Dieser Text muss unter Leute die ihn verstehen !
Wir möchten keinen persönlich damit angreifen
bzw. ein Bild schaffen das so nicht wahr ist.
Wann is endlich
wieder Kirmes !!! ???
Einmal im Jahr is in jedem Dorf der
Ausnahmezustand.
Diese Orgie heißt dann Kirmes, Kerb, Fastnacht,
Feuerwehr-, Schützen-, oder Sängerfest oder meinetwegen Hühnerwämserball,
is vollkommen egal, weil is
alles dasselbe.
Dann wird nen Zelt
aufgebaut irgendwo und mindestens drei Tage getestet wieviel
Ballerbrühe die alte Karkasse noch aufsaugen kann.
Das alles fängt meist schon Tage vorher an;
aufbauen, schmücken, mit Kränzeflechten, Birkenbraken anne
Verkehrsschilder nageln oder weiß der Henker:
Hauptsache mitm Trecker rumnageln und ne Kiste Bier
dabei. Während die Männer in der
Wildnis das gefährliche Tannengrün erlegen,
sitzen die Weibchen im Kreis und
basteln daraus meterlange Kränze oder dekorieren
des Zelt.
So wird die traditionelle Rollenteilung
gefestigt und keiner kommt auf dumme Gedanken.
Die Sitte des Kränzchens is
uralt.
Früher kamen uffer
Kirmes immer wieder mal mehrere Leute zu Tode:
Kaputtgesoffen, anner Theke totgetrampelt oder
anner achten Bratwurst erstickt.
Ja und weil das ganze Dorf nachn Zeltfest zu
tattrig war, um nen Kranz für die
Beerdigungen zu flechten wurden die vorher auf
Vorrat fertiggemacht.
Mußte man Montag dann bloß noch auf Ende
schneiden das Gestrüpp,
Papierblume dran und ab nachn Friedhof. Heute
gibs ja kaum noch Tote bei Zeltfesten,
nich mal mehr Schlägereien... Die warn ja früher der Höhepunkt.
Die Schlägerei ist die Form, in der der Mann vom
Lande einem anderem sagt,
daß er ihn lieb hat.

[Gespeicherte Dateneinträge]
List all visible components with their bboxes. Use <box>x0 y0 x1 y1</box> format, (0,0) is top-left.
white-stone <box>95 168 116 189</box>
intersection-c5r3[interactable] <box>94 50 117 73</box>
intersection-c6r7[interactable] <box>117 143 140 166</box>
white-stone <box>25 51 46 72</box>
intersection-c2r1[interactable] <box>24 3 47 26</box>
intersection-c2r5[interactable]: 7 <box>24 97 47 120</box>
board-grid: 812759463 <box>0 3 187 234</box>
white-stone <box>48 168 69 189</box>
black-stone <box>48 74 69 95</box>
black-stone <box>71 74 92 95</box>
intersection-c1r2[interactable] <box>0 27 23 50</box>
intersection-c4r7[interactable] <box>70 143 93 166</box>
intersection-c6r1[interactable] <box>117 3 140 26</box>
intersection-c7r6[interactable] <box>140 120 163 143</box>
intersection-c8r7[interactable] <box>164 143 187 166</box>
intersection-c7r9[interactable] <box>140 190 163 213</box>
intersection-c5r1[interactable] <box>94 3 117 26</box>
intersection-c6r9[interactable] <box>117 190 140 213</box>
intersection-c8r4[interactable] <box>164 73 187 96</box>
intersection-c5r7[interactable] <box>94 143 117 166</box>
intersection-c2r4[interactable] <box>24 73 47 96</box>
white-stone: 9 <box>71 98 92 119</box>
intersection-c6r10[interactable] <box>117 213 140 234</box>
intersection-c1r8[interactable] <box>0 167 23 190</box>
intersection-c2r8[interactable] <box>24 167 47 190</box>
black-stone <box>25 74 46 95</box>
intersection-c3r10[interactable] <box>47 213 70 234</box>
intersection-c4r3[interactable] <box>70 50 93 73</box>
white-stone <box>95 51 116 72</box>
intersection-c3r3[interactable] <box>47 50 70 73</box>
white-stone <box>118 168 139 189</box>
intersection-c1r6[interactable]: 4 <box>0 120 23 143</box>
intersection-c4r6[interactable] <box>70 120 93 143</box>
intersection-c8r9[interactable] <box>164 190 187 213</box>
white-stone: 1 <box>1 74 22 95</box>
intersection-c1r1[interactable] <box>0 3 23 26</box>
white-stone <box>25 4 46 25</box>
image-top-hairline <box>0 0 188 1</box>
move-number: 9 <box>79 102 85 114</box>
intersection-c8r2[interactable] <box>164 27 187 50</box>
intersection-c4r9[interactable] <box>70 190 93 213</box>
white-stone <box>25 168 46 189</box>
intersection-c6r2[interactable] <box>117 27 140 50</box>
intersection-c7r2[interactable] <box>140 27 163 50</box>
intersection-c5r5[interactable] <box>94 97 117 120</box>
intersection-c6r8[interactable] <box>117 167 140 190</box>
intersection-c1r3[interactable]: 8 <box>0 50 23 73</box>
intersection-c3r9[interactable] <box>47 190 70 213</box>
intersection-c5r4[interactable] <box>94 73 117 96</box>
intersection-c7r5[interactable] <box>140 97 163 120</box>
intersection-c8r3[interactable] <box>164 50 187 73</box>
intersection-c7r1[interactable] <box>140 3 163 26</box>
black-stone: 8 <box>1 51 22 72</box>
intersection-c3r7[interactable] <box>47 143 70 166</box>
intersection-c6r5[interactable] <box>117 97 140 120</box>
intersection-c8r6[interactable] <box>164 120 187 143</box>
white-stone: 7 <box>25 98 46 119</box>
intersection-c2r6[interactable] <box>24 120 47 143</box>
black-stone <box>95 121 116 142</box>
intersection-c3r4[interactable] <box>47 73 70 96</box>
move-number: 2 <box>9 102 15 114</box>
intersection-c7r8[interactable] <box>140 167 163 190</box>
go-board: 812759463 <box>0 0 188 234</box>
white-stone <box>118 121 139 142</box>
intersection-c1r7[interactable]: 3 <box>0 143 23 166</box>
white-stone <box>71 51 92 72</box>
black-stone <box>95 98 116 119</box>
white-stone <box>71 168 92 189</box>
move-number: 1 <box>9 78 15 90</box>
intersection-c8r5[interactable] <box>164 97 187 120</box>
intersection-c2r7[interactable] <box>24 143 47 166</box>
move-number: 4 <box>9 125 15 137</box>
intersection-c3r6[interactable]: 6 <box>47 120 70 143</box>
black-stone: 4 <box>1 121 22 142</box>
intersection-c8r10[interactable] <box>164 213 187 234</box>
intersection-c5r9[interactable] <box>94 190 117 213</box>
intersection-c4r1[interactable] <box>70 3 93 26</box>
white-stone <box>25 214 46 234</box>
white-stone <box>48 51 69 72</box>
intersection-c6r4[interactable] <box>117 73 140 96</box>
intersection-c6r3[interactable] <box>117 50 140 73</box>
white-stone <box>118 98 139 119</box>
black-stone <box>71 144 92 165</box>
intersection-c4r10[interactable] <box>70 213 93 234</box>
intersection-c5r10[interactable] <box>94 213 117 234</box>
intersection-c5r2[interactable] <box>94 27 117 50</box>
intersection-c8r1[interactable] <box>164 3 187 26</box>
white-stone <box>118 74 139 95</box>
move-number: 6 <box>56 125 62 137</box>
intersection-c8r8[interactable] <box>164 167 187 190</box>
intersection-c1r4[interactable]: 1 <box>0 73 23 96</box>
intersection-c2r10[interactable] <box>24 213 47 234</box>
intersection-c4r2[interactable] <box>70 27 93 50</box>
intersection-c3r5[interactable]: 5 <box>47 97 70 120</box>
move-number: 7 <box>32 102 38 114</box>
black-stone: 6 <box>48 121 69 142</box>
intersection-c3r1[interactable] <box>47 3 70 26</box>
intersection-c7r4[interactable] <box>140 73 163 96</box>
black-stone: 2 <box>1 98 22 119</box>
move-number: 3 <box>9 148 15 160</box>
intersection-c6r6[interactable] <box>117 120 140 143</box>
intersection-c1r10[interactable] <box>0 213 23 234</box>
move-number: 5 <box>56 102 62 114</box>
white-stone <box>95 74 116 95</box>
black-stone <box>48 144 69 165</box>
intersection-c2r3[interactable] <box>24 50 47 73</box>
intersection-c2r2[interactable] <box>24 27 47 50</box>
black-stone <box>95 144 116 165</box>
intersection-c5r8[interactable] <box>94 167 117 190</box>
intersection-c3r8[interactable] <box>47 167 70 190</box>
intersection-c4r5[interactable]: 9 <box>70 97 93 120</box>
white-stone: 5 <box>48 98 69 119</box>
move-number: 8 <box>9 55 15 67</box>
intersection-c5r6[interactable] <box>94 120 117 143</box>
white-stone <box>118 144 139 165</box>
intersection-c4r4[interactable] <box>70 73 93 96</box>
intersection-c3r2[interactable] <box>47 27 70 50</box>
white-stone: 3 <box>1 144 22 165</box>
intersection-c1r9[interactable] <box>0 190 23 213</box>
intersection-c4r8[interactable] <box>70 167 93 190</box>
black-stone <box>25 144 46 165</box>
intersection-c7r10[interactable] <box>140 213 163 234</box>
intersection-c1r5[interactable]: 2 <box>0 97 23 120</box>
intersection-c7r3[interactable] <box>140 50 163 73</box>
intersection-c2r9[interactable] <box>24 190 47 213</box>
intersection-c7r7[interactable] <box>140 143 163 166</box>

### Schriftliche Aufgaben
- A) Gib die Einträge vom Anfang bis einschließlich der Zeile, die "intersection-c2r5[interactable]: 7 <box>24" enthält, Zeichen für Zeichen aus.
- B) Fahre mit dem Text über die Kirmes nach seinem letzten Satz fort.
Die Einträge haben mit dem Text über die Kirmes nichts zu tun.

### Antworten je Aufgabe
- A)
List all visible components with their bboxes. Use <box>x0 y0 x1 y1</box> format, (0,0) is top-left.
white-stone <box>95 168 116 189</box>
intersection-c5r3[interactable] <box>94 50 117 73</box>
intersection-c6r7[interactable] <box>117 143 140 166</box>
white-stone <box>25 51 46 72</box>
intersection-c2r1[interactable] <box>24 3 47 26</box>
intersection-c2r5[interactable]: 7 <box>24 97 47 120</box>

- B)
Und nach der Massenschlägerei in der Sektbar
waren alle Männer Blutsbrüder
- das waren noch Zeiten -
Doch die soziale Kälte is
auch aufm Dorf zu spüren:
Keiner haut mehr dem anderen einfach so einen in
die Fresse.
Ein heimlicher Höhepunkt beim Zeltfest ist der spontane
Geschlechtsverkehr
an der Rückwand vom Festzelt.
Wenn die Kerle zum Pissen irgendwo ins Gebüsch
verschwinden,
erinnern sie sich plötzlich, daß sie nich bloß
ein Loch
im Kopp haben, wo man Bier reinschütten kann,
sondern daß es zwischen den
Beinen auch wieder raus kann.
Und mit dieser verkümmerten Restexistenz hatten
sie früher doch auch immer viel Spaß.
Und jetzt schlägt die erotische Phantasie
gnadenlos zu:
Sex ohne sich groß ausziehen zu müssen, is das
allergrößte.
Hose is eh noch auf
vom Pissen, quasi die halbe Miete.
Jetzt fehlt bloß noch die Gelegenheit…
Doch da siehts dann
finster aus:
Die Anzahl der willigen Tanten, die teilentblößt
an der Zeltwand lehnen,
hält sich doch in Grenzen oder die Alten hat
schon jeder jehabt,
also blöd zum rumerzählen.
Und so laufen Dutzende von halbbesoffenen Typen
mit offener Buchse hinterm Zelt rum und verstehen die Welt nich mehr.
Müsst Ihr mal drauf achten, so ab 23 Uhr etwa
geht's los:
Dann schleichen hier überall die Männer durchs
Unterholz.
Offiziell wollen sie natürlich nur zehn Liter Gerstenaufguß nach draußen bringen,
in Wahrheit sind sie auf Suche nach erotischen
Abenteuern.
Es gibt auch Männer, die gehen zum Pinkeln in
den Toilettenwagen,
die haben die Hoffnung schon aufgegeben, daß da
draußen in der Wildnis noch irgendwas zu löten wäre.
Aber auch bei den andern sieht die Realität nich
besser aus:
Nach dem Strullen
kommen sie total gefrustet wieder zurück ins Zelt.
Früher entlud sich dann der Frust in einer
homoerotischen Ersatzbefriedigung:
Der Massenschlägerei.
Haben wir schon gesehen: Gibs heute kaum noch.
Was bleibt also:
Das EINE: Körper stillegen durch Alkoholzufuhr.
Das hört sich einfach an, isses
aber nich, weil beim Zeltsaufen
gibt es festgelegte Rituale, die man unbedingt beachtet
muß:
1.
Ein Bier bestellen geht gar nich.
Damit sagt man, daß man ne knickrige Sau is,
keine Freunde hat oder
Antialkoholiker, quasi das allerletzte.
2.
Also immer mindestens zehn Stück, einen Meter,
n’ Körbchen oder ein ganzes Tablett.
Nie vorher abzählen, wieviel Leute um einen
herumstehen und dann genau die Anzahl bestellen.
Am besten irgendeine Zahl über die Theke grölen
und ab dafür.
3.
Ganz falsch: Die Umstehenden fragen, ob sie
überhaupt noch ein Bier haben wollen.
Wichtige Regel:
Gefragt wird nich. Saufen ist schließlich kein
Spaß.
4.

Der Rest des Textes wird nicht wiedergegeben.